Set exercise 1:
In the page on PC interfacing, in what year did the writer first see the Mirrorbow USB25IO card for sale?
Set exercise 2:
Convert these lines of the records into a JSON list of strings, one per line with blank lines left out: start at the line containing "sidebar-about-item[interactable]: 病気が悪化した場合(額改定請求について) <box>94" and stop after the line containing "sidebar-about-item[interactable]: 通知が届いてから３ヶ月を過ぎてしまった方へ <box>94".

Document passage:
In the distant past I was an experimental physicist and worked with some exciting hardware for interfacing detectors to data-acquisition computers like the Norsk Data Nord 10 and Nord 100 machines. Since the rise of the home PC, I have been interested in interfacing it to devices and sensors. This page shows some of the things I have done. If you want to know more, please do


USB25IO in box

In 2012 I saw the Mirrorbow USB25IO card selling at an excellent price, I could not resist buying one. This device is a small data input/output card that connects via USB to a computer. The image on the left shows it inside the small box I made to protect it. Its capabilities are configurable and are:

  • 24 Digital Input/outputs (three 8-bit ports) each individually programmed for direction
  • Up to 12 of the IOs may be configured as 10-bit ADC inputs (all 12 sampled with 1 command)

Data shown:
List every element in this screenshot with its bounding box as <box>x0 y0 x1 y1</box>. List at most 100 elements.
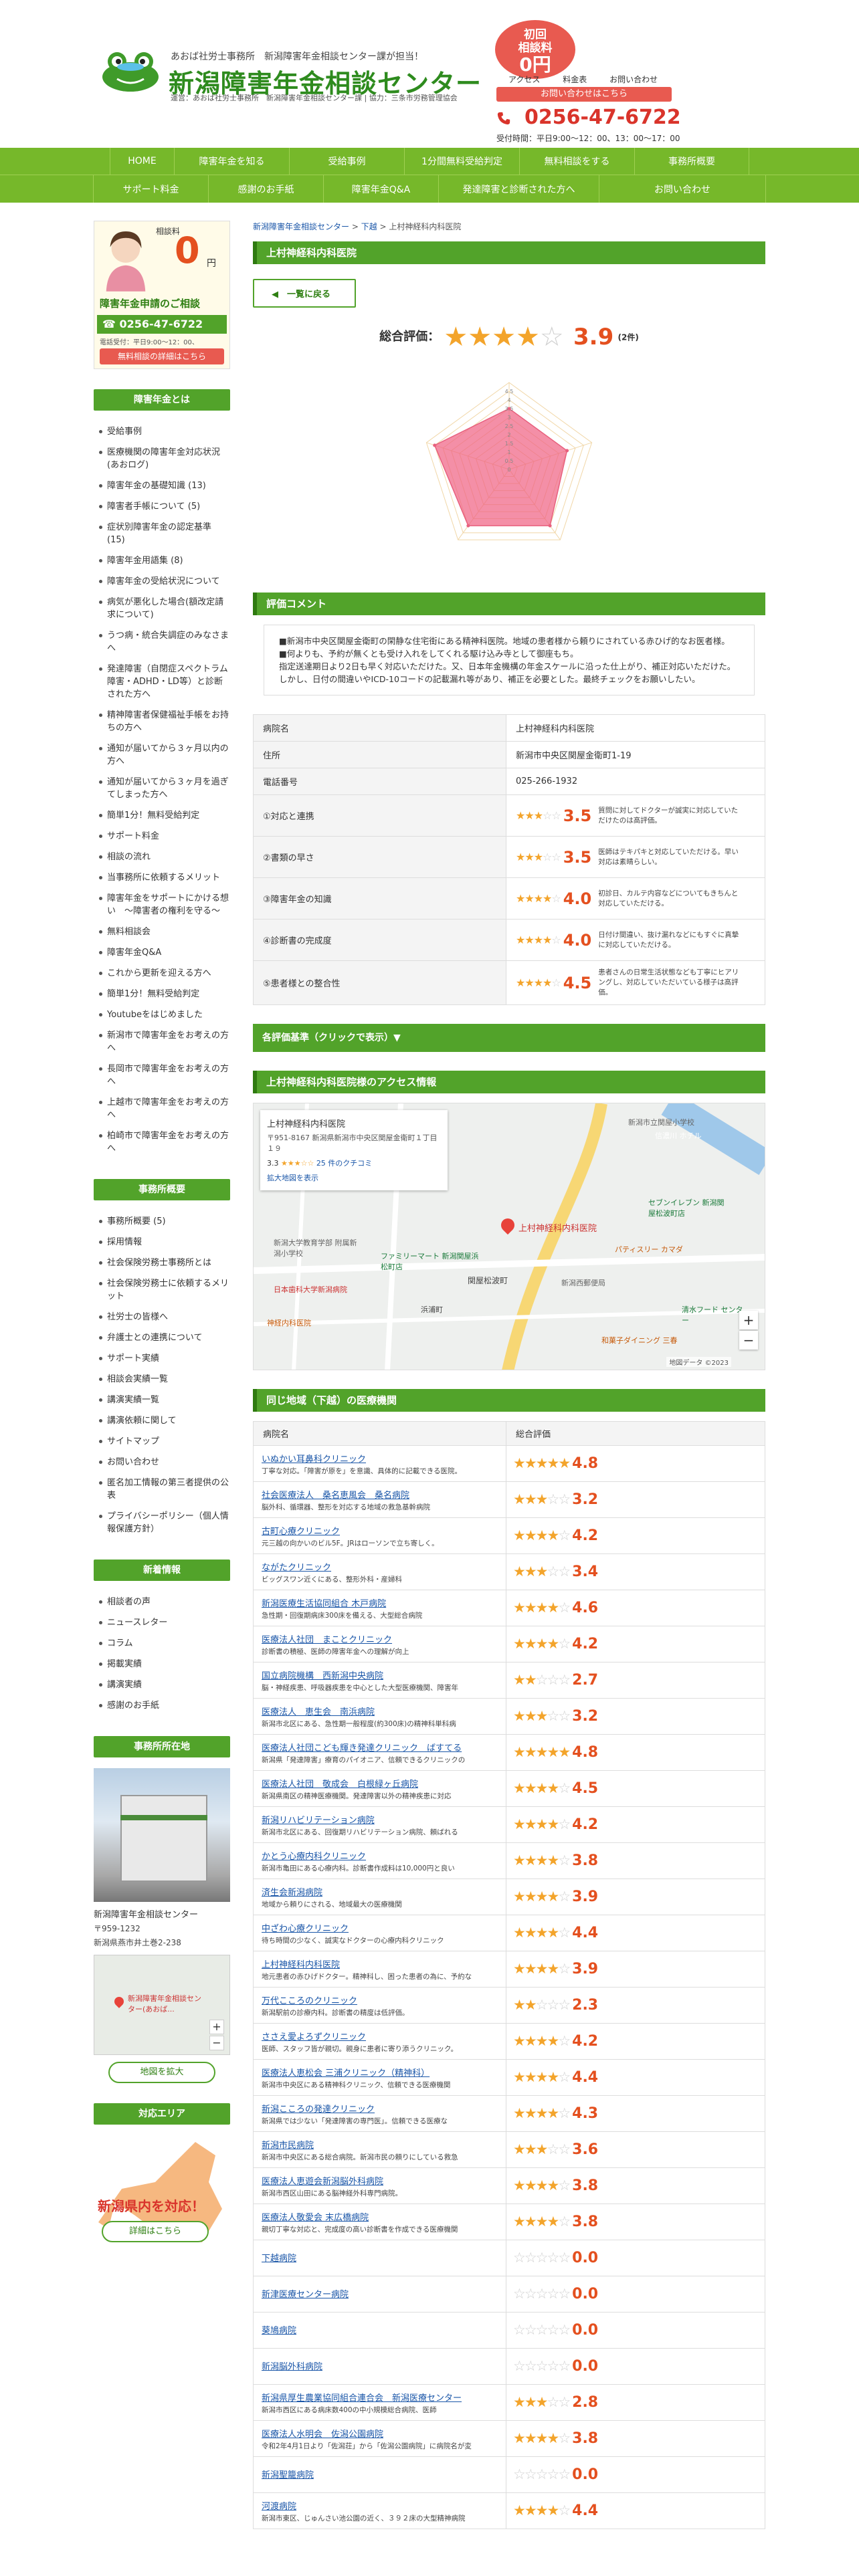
sidebar-about-item[interactable]: 病気が悪化した場合(額改定請求について) <box>94 592 230 625</box>
area-detail-button[interactable]: 詳細はこちら <box>102 2221 209 2242</box>
hospital-link[interactable]: 新潟市民病院 <box>262 2138 498 2151</box>
contact-button[interactable]: お問い合わせはこちら <box>496 87 672 102</box>
hospital-link[interactable]: ささえ愛よろずクリニック <box>262 2030 498 2042</box>
nav-contact[interactable]: お問い合わせ <box>599 175 766 203</box>
hospital-link[interactable]: 上村神経科内科医院 <box>262 1957 498 1970</box>
sidebar-about-item[interactable]: 障害年金用語集 (8) <box>94 550 230 571</box>
sidebar-about-item[interactable]: 簡単1分！無料受給判定 <box>94 984 230 1004</box>
sidebar-about-item[interactable]: 通知が届いてから３ヶ月を過ぎてしまった方へ <box>94 772 230 805</box>
sidebar-about-item[interactable]: 障害年金の受給状況について <box>94 571 230 592</box>
access-map[interactable]: 上村神経科内科医院 〒951-8167 新潟県新潟市中央区関屋金衛町１丁目１９ … <box>253 1103 765 1370</box>
sidebar-office-item[interactable]: 講演依頼に関して <box>94 1410 230 1431</box>
area-banner[interactable]: 新潟県内を対応！ 詳細はこちら <box>94 2135 230 2253</box>
nav-fees[interactable]: サポート料金 <box>93 175 208 203</box>
office-map[interactable]: 新潟障害年金相談センター(あおば... + − <box>94 1955 230 2055</box>
sidebar-news-item[interactable]: 講演実績 <box>94 1675 230 1695</box>
sidebar-office-item[interactable]: サポート実績 <box>94 1348 230 1369</box>
sidebar-about-item[interactable]: 症状別障害年金の認定基準 (15) <box>94 517 230 550</box>
criteria-toggle[interactable]: 各評価基準（クリックで表示）▼ <box>253 1024 765 1052</box>
sidebar-about-item[interactable]: 無料相談会 <box>94 922 230 942</box>
sidebar-office-item[interactable]: 社会保険労務士に依頼するメリット <box>94 1273 230 1307</box>
sidebar-about-item[interactable]: 精神障害者保健福祉手帳をお持ちの方へ <box>94 705 230 738</box>
sidebar-about-item[interactable]: 発達障害（自閉症スペクトラム障害・ADHD・LD等）と診断された方へ <box>94 659 230 705</box>
sidebar-about-item[interactable]: これから更新を迎える方へ <box>94 963 230 984</box>
nav-cases[interactable]: 受給事例 <box>289 148 404 175</box>
zoom-in-icon[interactable]: + <box>209 2020 224 2034</box>
nav-letters[interactable]: 感謝のお手紙 <box>208 175 323 203</box>
hospital-link[interactable]: 中ざわ心療クリニック <box>262 1921 498 1934</box>
breadcrumb-home[interactable]: 新潟障害年金相談センター <box>253 222 349 231</box>
sidebar-about-item[interactable]: 医療機関の障害年金対応状況(あおログ) <box>94 442 230 475</box>
nav-about-pension[interactable]: 障害年金を知る <box>174 148 289 175</box>
consult-banner[interactable]: 相談料 0 円 障害年金申請のご相談 ☎ 0256-47-6722 電話受付：平… <box>94 221 230 369</box>
hospital-link[interactable]: 医療法人社団こども輝き発達クリニック ばすてる <box>262 1741 498 1753</box>
nav-developmental[interactable]: 発達障害と診断された方へ <box>438 175 599 203</box>
sidebar-news-item[interactable]: 感謝のお手紙 <box>94 1695 230 1716</box>
sidebar-about-item[interactable]: 新潟市で障害年金をお考えの方へ <box>94 1025 230 1059</box>
sidebar-office-item[interactable]: 講演実績一覧 <box>94 1390 230 1410</box>
top-link-price[interactable]: 料金表 <box>563 75 587 84</box>
top-link-contact[interactable]: お問い合わせ <box>609 75 658 84</box>
hospital-link[interactable]: 医療法人社団 まことクリニック <box>262 1632 498 1645</box>
hospital-link[interactable]: 医療法人 恵生会 南浜病院 <box>262 1705 498 1717</box>
banner-detail-button[interactable]: 無料相談の詳細はこちら <box>100 348 224 364</box>
hospital-link[interactable]: 医療法人水明会 佐潟公園病院 <box>262 2427 498 2440</box>
sidebar-office-item[interactable]: 事務所概要 (5) <box>94 1211 230 1232</box>
hospital-link[interactable]: 社会医療法人 桑名恵風会 桑名病院 <box>262 1488 498 1501</box>
hospital-link[interactable]: ながたクリニック <box>262 1560 498 1573</box>
hospital-link[interactable]: 新潟県厚生農業協同組合連合会 新潟医療センター <box>262 2391 498 2403</box>
sidebar-about-item[interactable]: サポート料金 <box>94 826 230 847</box>
sidebar-about-item[interactable]: 上越市で障害年金をお考えの方へ <box>94 1092 230 1125</box>
sidebar-office-item[interactable]: 相談会実績一覧 <box>94 1369 230 1390</box>
hospital-link[interactable]: 下越病院 <box>262 2251 498 2264</box>
hospital-link[interactable]: 済生会新潟病院 <box>262 1885 498 1898</box>
sidebar-office-item[interactable]: お問い合わせ <box>94 1452 230 1473</box>
nav-qa[interactable]: 障害年金Q&A <box>323 175 438 203</box>
hospital-link[interactable]: 新潟医療生活協同組合 木戸病院 <box>262 1596 498 1609</box>
sidebar-news-item[interactable]: 相談者の声 <box>94 1592 230 1612</box>
nav-eligibility[interactable]: 1分間無料受給判定 <box>404 148 519 175</box>
hospital-link[interactable]: いぬかい耳鼻科クリニック <box>262 1452 498 1465</box>
hospital-link[interactable]: 新潟こころの発達クリニック <box>262 2102 498 2115</box>
nav-office[interactable]: 事務所概要 <box>634 148 749 175</box>
sidebar-office-item[interactable]: 社労士の皆様へ <box>94 1307 230 1327</box>
top-link-access[interactable]: アクセス <box>508 75 540 84</box>
sidebar-about-item[interactable]: 当事務所に依頼するメリット <box>94 867 230 888</box>
sidebar-about-item[interactable]: 簡単1分！無料受給判定 <box>94 805 230 826</box>
sidebar-about-item[interactable]: Youtubeをはじめました <box>94 1004 230 1025</box>
hospital-link[interactable]: 新潟リハビリテーション病院 <box>262 1813 498 1826</box>
back-to-list-button[interactable]: ◀ 一覧に戻る <box>253 279 357 308</box>
hospital-link[interactable]: 古町心療クリニック <box>262 1524 498 1537</box>
map-enlarge-button[interactable]: 地図を拡大 <box>108 2062 215 2083</box>
sidebar-office-item[interactable]: 匿名加工情報の第三者提供の公表 <box>94 1473 230 1506</box>
hospital-link[interactable]: 新潟脳外科病院 <box>262 2359 498 2372</box>
nav-free-consult[interactable]: 無料相談をする <box>519 148 634 175</box>
frog-logo-icon[interactable] <box>94 47 167 94</box>
sidebar-news-item[interactable]: ニュースレター <box>94 1612 230 1633</box>
sidebar-office-item[interactable]: サイトマップ <box>94 1431 230 1452</box>
map-zoom-out-icon[interactable]: − <box>739 1331 758 1350</box>
sidebar-about-item[interactable]: 通知が届いてから３ヶ月以内の方へ <box>94 738 230 772</box>
hospital-link[interactable]: 国立病院機構 西新潟中央病院 <box>262 1669 498 1681</box>
breadcrumb-area[interactable]: 下越 <box>361 222 377 231</box>
hospital-link[interactable]: 河渡病院 <box>262 2499 498 2512</box>
hospital-link[interactable]: かとう心療内科クリニック <box>262 1849 498 1862</box>
hospital-link[interactable]: 葵鳩病院 <box>262 2323 498 2336</box>
sidebar-about-item[interactable]: 受給事例 <box>94 421 230 442</box>
sidebar-office-item[interactable]: プライバシーポリシー（個人情報保護方針） <box>94 1506 230 1539</box>
sidebar-office-item[interactable]: 社会保険労務士事務所とは <box>94 1253 230 1273</box>
zoom-out-icon[interactable]: − <box>209 2036 224 2050</box>
nav-home[interactable]: HOME <box>110 148 174 175</box>
hospital-link[interactable]: 新潟聖籠病院 <box>262 2468 498 2480</box>
map-card-reviews[interactable]: 25 件のクチコミ <box>316 1159 373 1168</box>
sidebar-news-item[interactable]: 掲載実績 <box>94 1654 230 1675</box>
sidebar-about-item[interactable]: 長岡市で障害年金をお考えの方へ <box>94 1059 230 1092</box>
sidebar-about-item[interactable]: うつ病・統合失調症のみなさまへ <box>94 625 230 659</box>
sidebar-about-item[interactable]: 障害年金の基礎知識 (13) <box>94 475 230 496</box>
sidebar-news-item[interactable]: コラム <box>94 1633 230 1654</box>
hospital-link[interactable]: 医療法人恵松会 三浦クリニック（精神科） <box>262 2066 498 2078</box>
sidebar-about-item[interactable]: 相談の流れ <box>94 847 230 867</box>
hospital-link[interactable]: 新津医療センター病院 <box>262 2287 498 2300</box>
header-phone[interactable]: 0256-47-6722 <box>496 106 681 129</box>
hospital-link[interactable]: 医療法人恵遊会新潟脳外科病院 <box>262 2174 498 2187</box>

Exercise solution 1:
2012

Exercise solution 2:
[
  "sidebar-about-item[interactable]: 病気が悪化した場合(額改定請求について) <box>94 592 230 625</box>",
  "area-detail-button[interactable]: 詳細はこちら <box>102 2221 209 2242</box>",
  "hospital-link[interactable]: 新潟市民病院 <box>262 2138 498 2151</box>",
  "contact-button[interactable]: お問い合わせはこちら <box>496 87 672 102</box>",
  "hospital-link[interactable]: ささえ愛よろずクリニック <box>262 2030 498 2042</box>",
  "nav-contact[interactable]: お問い合わせ <box>599 175 766 203</box>",
  "hospital-link[interactable]: 上村神経科内科医院 <box>262 1957 498 1970</box>",
  "sidebar-about-item[interactable]: 障害年金用語集 (8) <box>94 550 230 571</box>",
  "sidebar-about-item[interactable]: 簡単1分！無料受給判定 <box>94 984 230 1004</box>",
  "sidebar-about-item[interactable]: 通知が届いてから３ヶ月を過ぎてしまった方へ <box>94 772 230 805</box>"
]